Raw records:
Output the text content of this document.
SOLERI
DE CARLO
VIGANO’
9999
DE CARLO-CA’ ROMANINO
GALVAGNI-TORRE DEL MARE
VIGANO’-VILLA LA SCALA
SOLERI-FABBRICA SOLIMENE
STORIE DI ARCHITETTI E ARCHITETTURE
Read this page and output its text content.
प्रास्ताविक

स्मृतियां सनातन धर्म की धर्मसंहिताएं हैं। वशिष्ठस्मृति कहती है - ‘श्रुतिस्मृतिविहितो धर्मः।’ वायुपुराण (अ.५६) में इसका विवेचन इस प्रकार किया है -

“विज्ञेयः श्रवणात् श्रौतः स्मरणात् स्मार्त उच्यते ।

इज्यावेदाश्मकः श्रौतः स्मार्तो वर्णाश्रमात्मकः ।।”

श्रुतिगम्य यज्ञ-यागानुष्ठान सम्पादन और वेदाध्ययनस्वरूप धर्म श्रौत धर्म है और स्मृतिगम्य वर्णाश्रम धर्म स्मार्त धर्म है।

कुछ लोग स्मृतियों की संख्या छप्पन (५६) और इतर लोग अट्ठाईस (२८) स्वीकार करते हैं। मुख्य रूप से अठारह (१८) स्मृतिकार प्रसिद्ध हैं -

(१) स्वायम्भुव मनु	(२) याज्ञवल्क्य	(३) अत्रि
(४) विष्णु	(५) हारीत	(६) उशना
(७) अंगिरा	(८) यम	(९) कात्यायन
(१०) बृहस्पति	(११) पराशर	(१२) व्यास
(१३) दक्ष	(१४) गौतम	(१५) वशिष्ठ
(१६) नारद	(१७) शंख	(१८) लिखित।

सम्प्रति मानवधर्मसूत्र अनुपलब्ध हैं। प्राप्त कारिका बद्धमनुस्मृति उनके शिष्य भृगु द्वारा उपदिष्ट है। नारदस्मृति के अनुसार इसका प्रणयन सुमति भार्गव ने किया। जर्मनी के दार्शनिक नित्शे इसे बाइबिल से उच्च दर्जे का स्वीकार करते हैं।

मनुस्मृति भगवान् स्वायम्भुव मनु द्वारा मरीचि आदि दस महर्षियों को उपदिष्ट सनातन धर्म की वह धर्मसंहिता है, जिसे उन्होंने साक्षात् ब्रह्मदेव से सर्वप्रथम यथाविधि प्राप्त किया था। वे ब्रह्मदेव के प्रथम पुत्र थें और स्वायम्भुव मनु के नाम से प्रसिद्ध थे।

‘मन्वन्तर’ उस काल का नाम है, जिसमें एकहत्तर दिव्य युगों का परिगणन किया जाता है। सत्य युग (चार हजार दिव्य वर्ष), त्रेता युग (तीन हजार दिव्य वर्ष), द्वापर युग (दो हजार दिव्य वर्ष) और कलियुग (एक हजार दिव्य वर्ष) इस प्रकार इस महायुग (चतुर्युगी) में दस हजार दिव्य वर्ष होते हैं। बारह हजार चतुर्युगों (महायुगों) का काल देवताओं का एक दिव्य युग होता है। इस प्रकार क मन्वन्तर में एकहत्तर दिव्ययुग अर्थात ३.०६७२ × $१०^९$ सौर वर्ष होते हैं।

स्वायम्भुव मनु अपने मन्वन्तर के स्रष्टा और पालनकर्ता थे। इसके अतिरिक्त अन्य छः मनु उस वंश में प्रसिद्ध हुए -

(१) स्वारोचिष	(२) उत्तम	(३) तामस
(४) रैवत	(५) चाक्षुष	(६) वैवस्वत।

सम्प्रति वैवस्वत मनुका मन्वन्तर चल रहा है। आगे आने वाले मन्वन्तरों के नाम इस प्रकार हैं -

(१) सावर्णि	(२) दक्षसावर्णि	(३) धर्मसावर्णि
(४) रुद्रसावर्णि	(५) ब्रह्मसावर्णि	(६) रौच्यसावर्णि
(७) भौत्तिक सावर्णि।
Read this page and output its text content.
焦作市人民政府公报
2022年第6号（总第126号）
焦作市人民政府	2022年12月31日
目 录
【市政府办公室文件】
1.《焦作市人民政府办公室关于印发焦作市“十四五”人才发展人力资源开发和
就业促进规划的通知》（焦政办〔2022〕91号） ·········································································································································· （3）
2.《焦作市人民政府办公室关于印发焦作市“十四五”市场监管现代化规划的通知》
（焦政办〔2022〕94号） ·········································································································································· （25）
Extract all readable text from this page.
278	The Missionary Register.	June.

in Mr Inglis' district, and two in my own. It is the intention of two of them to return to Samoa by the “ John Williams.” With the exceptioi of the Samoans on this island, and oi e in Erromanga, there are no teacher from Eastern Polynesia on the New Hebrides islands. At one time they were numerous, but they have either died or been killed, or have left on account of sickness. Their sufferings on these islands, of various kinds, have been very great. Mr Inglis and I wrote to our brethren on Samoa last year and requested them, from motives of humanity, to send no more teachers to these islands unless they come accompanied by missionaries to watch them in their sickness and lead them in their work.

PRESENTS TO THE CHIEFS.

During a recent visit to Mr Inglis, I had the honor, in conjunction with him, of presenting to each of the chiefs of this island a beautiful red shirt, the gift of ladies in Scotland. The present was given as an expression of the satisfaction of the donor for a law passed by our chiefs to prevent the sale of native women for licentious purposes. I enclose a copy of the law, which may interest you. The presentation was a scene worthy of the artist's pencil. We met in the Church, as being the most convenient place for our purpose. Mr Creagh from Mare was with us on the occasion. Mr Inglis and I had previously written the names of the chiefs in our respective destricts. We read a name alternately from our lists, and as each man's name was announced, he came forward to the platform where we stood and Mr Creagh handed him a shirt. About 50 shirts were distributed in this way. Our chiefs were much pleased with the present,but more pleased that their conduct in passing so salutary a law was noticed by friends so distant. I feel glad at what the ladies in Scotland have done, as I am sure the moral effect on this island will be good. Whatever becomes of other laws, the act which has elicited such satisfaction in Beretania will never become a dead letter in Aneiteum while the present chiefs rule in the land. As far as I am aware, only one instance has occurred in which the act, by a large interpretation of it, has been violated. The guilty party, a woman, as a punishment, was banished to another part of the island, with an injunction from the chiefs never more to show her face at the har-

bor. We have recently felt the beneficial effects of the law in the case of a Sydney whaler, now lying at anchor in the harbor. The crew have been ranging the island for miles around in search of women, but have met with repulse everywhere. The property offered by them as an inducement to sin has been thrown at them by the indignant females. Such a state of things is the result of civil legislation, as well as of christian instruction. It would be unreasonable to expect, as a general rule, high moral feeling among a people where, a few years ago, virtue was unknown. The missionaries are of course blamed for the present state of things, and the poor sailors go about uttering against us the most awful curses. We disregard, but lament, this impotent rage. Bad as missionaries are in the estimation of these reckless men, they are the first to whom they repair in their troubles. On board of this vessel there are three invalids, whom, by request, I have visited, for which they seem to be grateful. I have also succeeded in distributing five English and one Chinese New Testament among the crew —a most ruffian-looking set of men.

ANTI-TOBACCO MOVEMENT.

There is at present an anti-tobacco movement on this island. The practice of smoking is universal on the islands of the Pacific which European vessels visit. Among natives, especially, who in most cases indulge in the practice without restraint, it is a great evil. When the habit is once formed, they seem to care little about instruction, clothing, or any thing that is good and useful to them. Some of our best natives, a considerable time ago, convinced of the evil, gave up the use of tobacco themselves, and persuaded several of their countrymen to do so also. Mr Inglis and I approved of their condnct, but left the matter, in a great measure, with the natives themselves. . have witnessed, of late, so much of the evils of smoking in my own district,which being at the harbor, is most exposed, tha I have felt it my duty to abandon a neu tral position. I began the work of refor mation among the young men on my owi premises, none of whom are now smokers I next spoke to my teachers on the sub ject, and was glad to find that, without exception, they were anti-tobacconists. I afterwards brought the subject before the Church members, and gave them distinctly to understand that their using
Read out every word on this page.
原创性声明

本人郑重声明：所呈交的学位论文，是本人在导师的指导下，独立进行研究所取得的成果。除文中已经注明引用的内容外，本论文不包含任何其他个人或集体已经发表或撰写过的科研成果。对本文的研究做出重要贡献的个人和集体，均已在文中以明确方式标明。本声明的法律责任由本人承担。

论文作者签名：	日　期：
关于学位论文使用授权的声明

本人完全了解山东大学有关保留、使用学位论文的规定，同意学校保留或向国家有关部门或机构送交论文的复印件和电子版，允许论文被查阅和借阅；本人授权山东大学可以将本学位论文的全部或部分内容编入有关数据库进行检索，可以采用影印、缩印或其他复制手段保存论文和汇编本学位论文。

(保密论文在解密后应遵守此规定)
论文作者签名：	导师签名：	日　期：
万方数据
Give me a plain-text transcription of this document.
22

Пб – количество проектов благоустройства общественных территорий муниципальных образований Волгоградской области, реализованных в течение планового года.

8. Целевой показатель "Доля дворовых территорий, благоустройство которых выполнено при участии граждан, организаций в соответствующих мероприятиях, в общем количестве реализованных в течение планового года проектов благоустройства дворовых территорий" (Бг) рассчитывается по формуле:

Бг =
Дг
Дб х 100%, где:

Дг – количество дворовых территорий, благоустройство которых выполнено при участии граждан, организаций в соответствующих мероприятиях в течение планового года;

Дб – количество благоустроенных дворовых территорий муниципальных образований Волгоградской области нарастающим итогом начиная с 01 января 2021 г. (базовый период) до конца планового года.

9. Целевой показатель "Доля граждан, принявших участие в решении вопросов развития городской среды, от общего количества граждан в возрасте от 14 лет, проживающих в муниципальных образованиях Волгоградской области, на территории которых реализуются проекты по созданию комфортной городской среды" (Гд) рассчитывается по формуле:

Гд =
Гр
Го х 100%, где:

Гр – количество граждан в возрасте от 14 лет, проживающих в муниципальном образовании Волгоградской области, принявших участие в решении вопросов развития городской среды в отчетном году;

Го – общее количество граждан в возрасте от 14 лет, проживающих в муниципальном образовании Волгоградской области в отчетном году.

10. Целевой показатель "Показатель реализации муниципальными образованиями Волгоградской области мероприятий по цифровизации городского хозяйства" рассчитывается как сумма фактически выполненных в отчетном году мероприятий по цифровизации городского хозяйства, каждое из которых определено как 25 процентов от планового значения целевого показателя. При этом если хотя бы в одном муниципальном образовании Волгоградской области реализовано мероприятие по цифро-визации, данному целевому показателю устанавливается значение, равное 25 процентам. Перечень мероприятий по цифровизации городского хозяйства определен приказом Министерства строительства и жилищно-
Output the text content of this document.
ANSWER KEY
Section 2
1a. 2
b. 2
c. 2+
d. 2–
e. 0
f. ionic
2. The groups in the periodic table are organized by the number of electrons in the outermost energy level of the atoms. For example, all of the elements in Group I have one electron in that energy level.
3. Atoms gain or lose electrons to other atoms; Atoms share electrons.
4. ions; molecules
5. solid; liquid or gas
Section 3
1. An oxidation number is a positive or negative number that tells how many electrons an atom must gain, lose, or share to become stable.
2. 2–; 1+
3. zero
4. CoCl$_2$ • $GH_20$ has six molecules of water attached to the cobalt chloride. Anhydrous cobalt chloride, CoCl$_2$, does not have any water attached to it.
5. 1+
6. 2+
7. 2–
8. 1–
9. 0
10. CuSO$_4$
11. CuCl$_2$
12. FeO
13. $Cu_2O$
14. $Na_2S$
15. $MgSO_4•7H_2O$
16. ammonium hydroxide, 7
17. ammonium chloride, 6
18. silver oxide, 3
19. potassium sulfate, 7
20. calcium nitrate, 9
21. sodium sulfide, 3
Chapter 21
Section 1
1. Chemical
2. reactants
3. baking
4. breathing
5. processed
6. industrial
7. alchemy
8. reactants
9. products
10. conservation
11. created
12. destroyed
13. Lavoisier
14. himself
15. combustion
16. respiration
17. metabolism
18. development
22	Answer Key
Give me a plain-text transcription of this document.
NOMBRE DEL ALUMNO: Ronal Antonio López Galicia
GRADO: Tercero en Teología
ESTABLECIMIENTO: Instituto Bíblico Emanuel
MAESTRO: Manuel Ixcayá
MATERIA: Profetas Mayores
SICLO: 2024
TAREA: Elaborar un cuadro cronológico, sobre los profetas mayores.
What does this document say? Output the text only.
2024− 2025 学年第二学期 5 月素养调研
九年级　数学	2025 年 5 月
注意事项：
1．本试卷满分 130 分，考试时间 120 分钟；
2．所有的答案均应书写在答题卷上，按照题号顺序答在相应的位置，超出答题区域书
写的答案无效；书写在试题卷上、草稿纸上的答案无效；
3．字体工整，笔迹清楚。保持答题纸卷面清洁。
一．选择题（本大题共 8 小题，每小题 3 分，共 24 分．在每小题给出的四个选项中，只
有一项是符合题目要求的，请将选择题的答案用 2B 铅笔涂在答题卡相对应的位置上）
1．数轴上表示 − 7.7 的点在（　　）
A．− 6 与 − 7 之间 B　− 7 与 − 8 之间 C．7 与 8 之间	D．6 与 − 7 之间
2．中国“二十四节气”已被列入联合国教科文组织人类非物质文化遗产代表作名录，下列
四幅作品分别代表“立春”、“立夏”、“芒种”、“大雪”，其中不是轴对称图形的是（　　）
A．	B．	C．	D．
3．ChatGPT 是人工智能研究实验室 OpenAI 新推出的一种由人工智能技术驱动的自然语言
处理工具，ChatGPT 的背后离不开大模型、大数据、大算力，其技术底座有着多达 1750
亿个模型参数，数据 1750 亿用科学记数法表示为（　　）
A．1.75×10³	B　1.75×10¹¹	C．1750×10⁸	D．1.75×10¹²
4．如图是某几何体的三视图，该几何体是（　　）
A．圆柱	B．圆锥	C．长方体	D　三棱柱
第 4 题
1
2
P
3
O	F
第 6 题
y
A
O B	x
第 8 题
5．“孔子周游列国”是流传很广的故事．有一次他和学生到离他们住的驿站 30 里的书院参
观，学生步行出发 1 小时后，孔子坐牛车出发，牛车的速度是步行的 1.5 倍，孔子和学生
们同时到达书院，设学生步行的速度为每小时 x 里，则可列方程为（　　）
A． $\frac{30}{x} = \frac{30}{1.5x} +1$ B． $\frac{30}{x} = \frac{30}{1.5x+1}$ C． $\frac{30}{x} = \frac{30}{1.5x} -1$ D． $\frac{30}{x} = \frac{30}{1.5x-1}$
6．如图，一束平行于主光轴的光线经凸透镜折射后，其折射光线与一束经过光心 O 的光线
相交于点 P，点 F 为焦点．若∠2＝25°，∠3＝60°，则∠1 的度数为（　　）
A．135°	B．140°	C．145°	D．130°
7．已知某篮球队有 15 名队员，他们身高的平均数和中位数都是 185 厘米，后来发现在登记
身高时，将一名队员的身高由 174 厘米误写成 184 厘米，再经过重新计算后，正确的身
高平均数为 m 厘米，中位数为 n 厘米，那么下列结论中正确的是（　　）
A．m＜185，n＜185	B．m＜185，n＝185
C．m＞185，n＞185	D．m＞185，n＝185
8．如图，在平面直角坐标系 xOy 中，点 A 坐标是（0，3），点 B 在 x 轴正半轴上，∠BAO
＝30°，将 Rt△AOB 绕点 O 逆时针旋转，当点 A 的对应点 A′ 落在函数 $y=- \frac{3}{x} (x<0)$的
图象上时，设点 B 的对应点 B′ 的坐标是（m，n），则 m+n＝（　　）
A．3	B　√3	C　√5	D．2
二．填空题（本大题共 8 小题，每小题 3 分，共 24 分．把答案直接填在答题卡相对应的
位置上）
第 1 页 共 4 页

• _Exercise objective_: Report each line of the material above where the word "焦作市人民政府办公室关于印发焦作市" appears.

• _Exercise solution_:
1.《焦作市人民政府办公室关于印发焦作市“十四五”人才发展人力资源开发和
2.《焦作市人民政府办公室关于印发焦作市“十四五”市场监管现代化规划的通知》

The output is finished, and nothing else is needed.